#### Stored records
# # #

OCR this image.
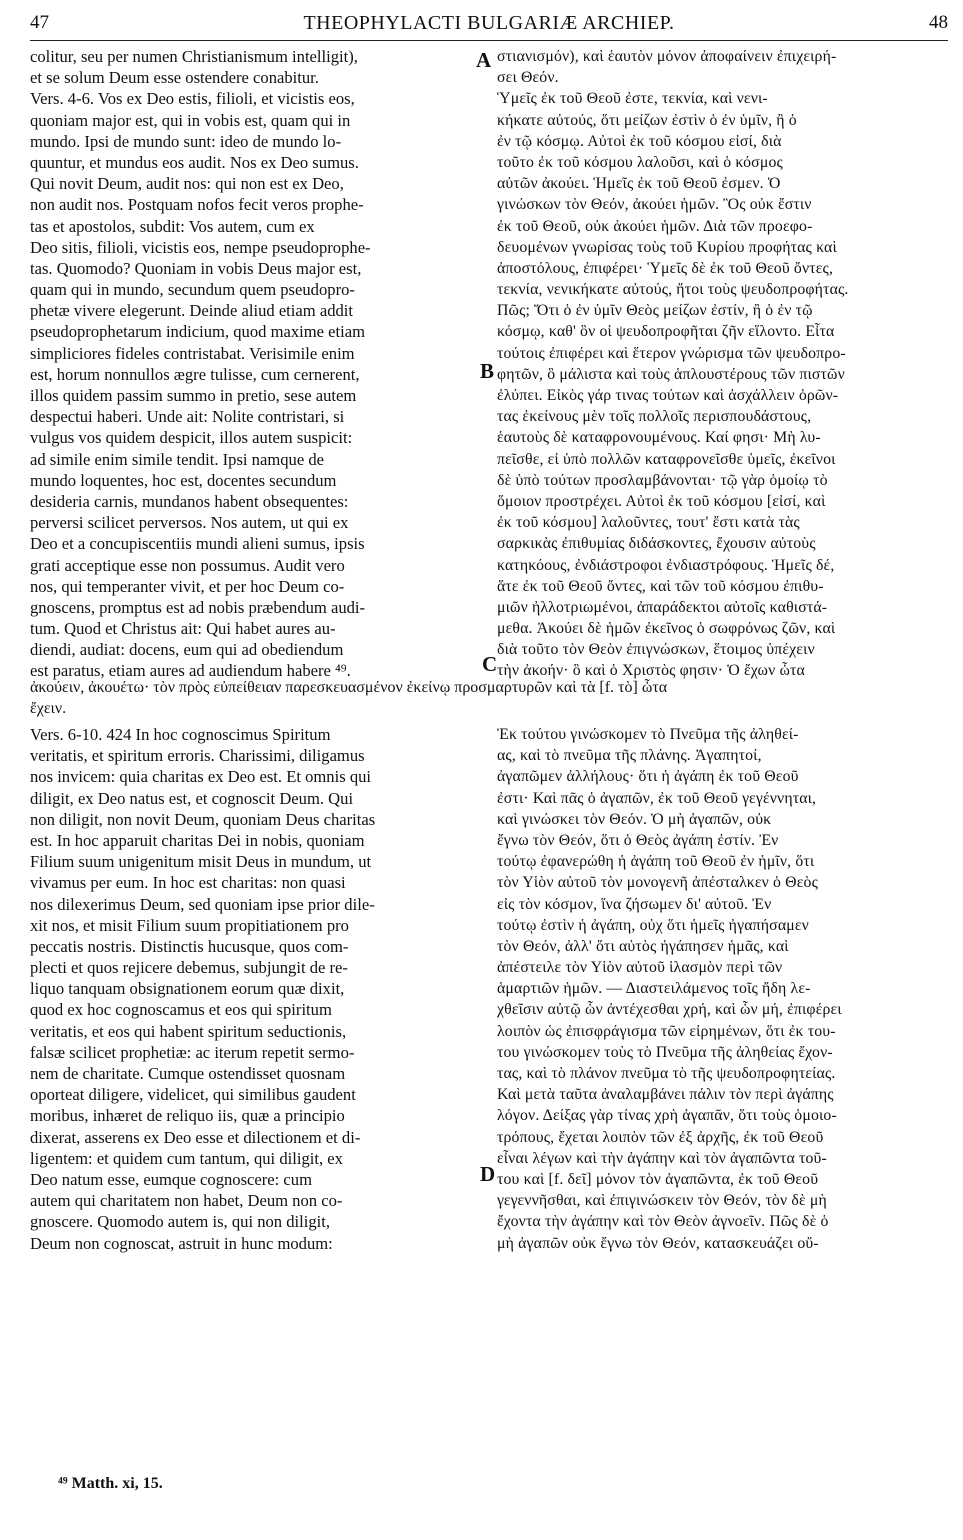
47	THEOPHYLACTI BULGARIÆ ARCHIEP.	48
colitur, seu per numen Christianismum intelligit),
et se solum Deum esse ostendere conabitur.
Vers. 4-6. Vos ex Deo estis, filioli, et vicistis eos,
quoniam major est, qui in vobis est, quam qui in
mundo. Ipsi de mundo sunt: ideo de mundo lo-
quuntur, et mundus eos audit. Nos ex Deo sumus.
Qui novit Deum, audit nos: qui non est ex Deo,
non audit nos. Postquam nofos fecit veros prophe-
tas et apostolos, subdit: Vos autem, cum ex
Deo sitis, filioli, vicistis eos, nempe pseudoprophe-
tas. Quomodo? Quoniam in vobis Deus major est,
quam qui in mundo, secundum quem pseudopro-
phetæ vivere elegerunt. Deinde aliud etiam addit
pseudoprophetarum indicium, quod maxime etiam
simpliciores fideles contristabat. Verisimile enim
est, horum nonnullos ægre tulisse, cum cernerent,
illos quidem passim summo in pretio, sese autem
despectui haberi. Unde ait: Nolite contristari, si
vulgus vos quidem despicit, illos autem suspicit:
ad simile enim simile tendit. Ipsi namque de
mundo loquentes, hoc est, docentes secundum
desideria carnis, mundanos habent obsequentes:
perversi scilicet perversos. Nos autem, ut qui ex
Deo et a concupiscentiis mundi alieni sumus, ipsis
grati acceptique esse non possumus. Audit vero
nos, qui temperanter vivit, et per hoc Deum co-
gnoscens, promptus est ad nobis præbendum audi-
tum. Quod et Christus ait: Qui habet aures au-
diendi, audiat: docens, eum qui ad obediendum
est paratus, etiam aures ad audiendum habere ⁴⁹.
Vers. 6-10. 424 In hoc cognoscimus Spiritum
veritatis, et spiritum erroris. Charissimi, diligamus
nos invicem: quia charitas ex Deo est. Et omnis qui
diligit, ex Deo natus est, et cognoscit Deum. Qui
non diligit, non novit Deum, quoniam Deus charitas
est. In hoc apparuit charitas Dei in nobis, quoniam
Filium suum unigenitum misit Deus in mundum, ut
vivamus per eum. In hoc est charitas: non quasi
nos dilexerimus Deum, sed quoniam ipse prior dile-
xit nos, et misit Filium suum propitiationem pro
peccatis nostris. Distinctis hucusque, quos com-
plecti et quos rejicere debemus, subjungit de re-
liquo tanquam obsignationem eorum quæ dixit,
quod ex hoc cognoscamus et eos qui spiritum
veritatis, et eos qui habent spiritum seductionis,
falsæ scilicet prophetiæ: ac iterum repetit sermo-
nem de charitate. Cumque ostendisset quosnam
oporteat diligere, videlicet, qui similibus gaudent
moribus, inhæret de reliquo iis, quæ a principio
dixerat, asserens ex Deo esse et dilectionem et di-
ligentem: et quidem cum tantum, qui diligit, ex
Deo natum esse, eumque cognoscere: cum
autem qui charitatem non habet, Deum non co-
gnoscere. Quomodo autem is, qui non diligit,
Deum non cognoscat, astruit in hunc modum:
στιανισμόν), καὶ ἑαυτὸν μόνον ἀποφαίνειν ἐπιχειρή-
σει Θεόν.
Ὑμεῖς ἐκ τοῦ Θεοῦ ἐστε, τεκνία, καὶ νενι-
κήκατε αὐτούς, ὅτι μείζων ἐστὶν ὁ ἐν ὑμῖν, ἢ ὁ
ἐν τῷ κόσμῳ. Αὐτοὶ ἐκ τοῦ κόσμου εἰσί, διὰ
τοῦτο ἐκ τοῦ κόσμου λαλοῦσι, καὶ ὁ κόσμος
αὐτῶν ἀκούει. Ἡμεῖς ἐκ τοῦ Θεοῦ ἐσμεν. Ὁ
γινώσκων τὸν Θεόν, ἀκούει ἡμῶν. Ὃς οὐκ ἔστιν
ἐκ τοῦ Θεοῦ, οὐκ ἀκούει ἡμῶν. Διὰ τῶν προεφο-
δευομένων γνωρίσας τοὺς τοῦ Κυρίου προφήτας καὶ
ἀποστόλους, ἐπιφέρει· Ὑμεῖς δὲ ἐκ τοῦ Θεοῦ ὄντες,
τεκνία, νενικήκατε αὐτούς, ἤτοι τοὺς ψευδοπροφήτας.
Πῶς; Ὅτι ὁ ἐν ὑμῖν Θεὸς μείζων ἐστίν, ἢ ὁ ἐν τῷ
κόσμῳ, καθ' ὃν οἱ ψευδοπροφῆται ζῆν εἵλοντο. Εἶτα
τούτοις ἐπιφέρει καὶ ἕτερον γνώρισμα τῶν ψευδοπρο-
φητῶν, ὃ μάλιστα καὶ τοὺς ἁπλουστέρους τῶν πιστῶν
ἐλύπει. Εἰκὸς γάρ τινας τούτων καὶ ἀσχάλλειν ὁρῶν-
τας ἐκείνους μὲν τοῖς πολλοῖς περισπουδάστους,
ἑαυτοὺς δὲ καταφρονουμένους. Καί φησι· Μὴ λυ-
πεῖσθε, εἰ ὑπὸ πολλῶν καταφρονεῖσθε ὑμεῖς, ἐκεῖνοι
δὲ ὑπὸ τούτων προσλαμβάνονται· τῷ γὰρ ὁμοίῳ τὸ
ὅμοιον προστρέχει. Αὐτοὶ ἐκ τοῦ κόσμου [εἰσί, καὶ
ἐκ τοῦ κόσμου] λαλοῦντες, τουτ' ἔστι κατὰ τὰς
σαρκικὰς ἐπιθυμίας διδάσκοντες, ἔχουσιν αὐτοὺς
κατηκόους, ἐνδιάστροφοι ἐνδιαστρόφους. Ἡμεῖς δέ,
ἅτε ἐκ τοῦ Θεοῦ ὄντες, καὶ τῶν τοῦ κόσμου ἐπιθυ-
μιῶν ἠλλοτριωμένοι, ἀπαράδεκτοι αὐτοῖς καθιστά-
μεθα. Ἀκούει δὲ ἡμῶν ἐκεῖνος ὁ σωφρόνως ζῶν, καὶ
διὰ τοῦτο τὸν Θεὸν ἐπιγνώσκων, ἕτοιμος ὑπέχειν
τὴν ἀκοήν· ὃ καὶ ὁ Χριστὸς φησιν· Ὁ ἔχων ὦτα
Ἐκ τούτου γινώσκομεν τὸ Πνεῦμα τῆς ἀληθεί-
ας, καὶ τὸ πνεῦμα τῆς πλάνης. Ἀγαπητοί,
ἀγαπῶμεν ἀλλήλους· ὅτι ἡ ἀγάπη ἐκ τοῦ Θεοῦ
ἐστι· Καὶ πᾶς ὁ ἀγαπῶν, ἐκ τοῦ Θεοῦ γεγέννηται,
καὶ γινώσκει τὸν Θεόν. Ὁ μὴ ἀγαπῶν, οὐκ
ἔγνω τὸν Θεόν, ὅτι ὁ Θεὸς ἀγάπη ἐστίν. Ἐν
τούτῳ ἐφανερώθη ἡ ἀγάπη τοῦ Θεοῦ ἐν ἡμῖν, ὅτι
τὸν Υἱὸν αὐτοῦ τὸν μονογενῆ ἀπέσταλκεν ὁ Θεὸς
εἰς τὸν κόσμον, ἵνα ζήσωμεν δι' αὐτοῦ. Ἐν
τούτῳ ἐστὶν ἡ ἀγάπη, οὐχ ὅτι ἡμεῖς ἠγαπήσαμεν
τὸν Θεόν, ἀλλ' ὅτι αὐτὸς ἠγάπησεν ἡμᾶς, καὶ
ἀπέστειλε τὸν Υἱὸν αὐτοῦ ἱλασμὸν περὶ τῶν
ἁμαρτιῶν ἡμῶν. — Διαστειλάμενος τοῖς ἤδη λε-
χθεῖσιν αὐτῷ ὧν ἀντέχεσθαι χρή, καὶ ὧν μή, ἐπιφέρει
λοιπὸν ὡς ἐπισφράγισμα τῶν εἰρημένων, ὅτι ἐκ του-
του γινώσκομεν τοὺς τὸ Πνεῦμα τῆς ἀληθείας ἔχον-
τας, καὶ τὸ πλάνον πνεῦμα τὸ τῆς ψευδοπροφητείας.
Καὶ μετὰ ταῦτα ἀναλαμβάνει πάλιν τὸν περὶ ἀγάπης
λόγον. Δείξας γὰρ τίνας χρὴ ἀγαπᾶν, ὅτι τοὺς ὁμοιο-
τρόπους, ἔχεται λοιπὸν τῶν ἐξ ἀρχῆς, ἐκ τοῦ Θεοῦ
εἶναι λέγων καὶ τὴν ἀγάπην καὶ τὸν ἀγαπῶντα τοῦ-
του καὶ [f. δεῖ] μόνον τὸν ἀγαπῶντα, ἐκ τοῦ Θεοῦ
γεγεννῆσθαι, καὶ ἐπιγινώσκειν τὸν Θεόν, τὸν δὲ μὴ
ἔχοντα τὴν ἀγάπην καὶ τὸν Θεὸν ἀγνοεῖν. Πῶς δὲ ὁ
μὴ ἀγαπῶν οὐκ ἔγνω τὸν Θεόν, κατασκευάζει οὔ-
ἀκούειν, ἀκουέτω· τὸν πρὸς εὐπείθειαν παρεσκευασμένον ἐκείνῳ προσμαρτυρῶν καὶ τὰ [f. τὸ] ὦτα
ἔχειν.
A
B
C
D
⁴⁹ Matth. xi, 15.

# # #

#### Exercise task
Copy every single line of the material above that holds "veritatis".

#### Full output
veritatis, et spiritum erroris. Charissimi, diligamus
veritatis, et eos qui habent spiritum seductionis,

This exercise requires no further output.